What to do -
Give every line of the entries below as a numbered list, leaving out blank lines.

** Begin Supplied data **

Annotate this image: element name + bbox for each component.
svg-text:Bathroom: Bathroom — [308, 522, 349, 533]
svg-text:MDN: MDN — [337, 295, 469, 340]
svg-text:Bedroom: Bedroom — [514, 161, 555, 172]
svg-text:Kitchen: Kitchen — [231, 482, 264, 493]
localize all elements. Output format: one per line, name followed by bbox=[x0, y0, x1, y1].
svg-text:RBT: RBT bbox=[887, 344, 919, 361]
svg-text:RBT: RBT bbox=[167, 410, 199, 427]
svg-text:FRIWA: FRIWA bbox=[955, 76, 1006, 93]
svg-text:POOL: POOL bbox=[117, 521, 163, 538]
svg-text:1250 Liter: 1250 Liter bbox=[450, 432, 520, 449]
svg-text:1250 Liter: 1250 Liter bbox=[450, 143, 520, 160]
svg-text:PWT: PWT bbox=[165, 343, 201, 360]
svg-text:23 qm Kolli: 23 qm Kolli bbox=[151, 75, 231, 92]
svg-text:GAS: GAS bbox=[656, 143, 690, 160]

** End Supplied data **

Reply to the task -
1. Annotate this image: element name + bbox for each component.
2. svg-text:Bathroom: Bathroom — [308, 522, 349, 533]
3. svg-text:MDN: MDN — [337, 295, 469, 340]
4. svg-text:Bedroom: Bedroom — [514, 161, 555, 172]
5. svg-text:Kitchen: Kitchen — [231, 482, 264, 493]
6. localize all elements. Output format: one per line, name followed by bbox=[x0, y0, x1, y1].
7. svg-text:RBT: RBT bbox=[887, 344, 919, 361]
8. svg-text:RBT: RBT bbox=[167, 410, 199, 427]
9. svg-text:FRIWA: FRIWA bbox=[955, 76, 1006, 93]
10. svg-text:POOL: POOL bbox=[117, 521, 163, 538]
11. svg-text:1250 Liter: 1250 Liter bbox=[450, 432, 520, 449]
12. svg-text:1250 Liter: 1250 Liter bbox=[450, 143, 520, 160]
13. svg-text:PWT: PWT bbox=[165, 343, 201, 360]
14. svg-text:23 qm Kolli: 23 qm Kolli bbox=[151, 75, 231, 92]
15. svg-text:GAS: GAS bbox=[656, 143, 690, 160]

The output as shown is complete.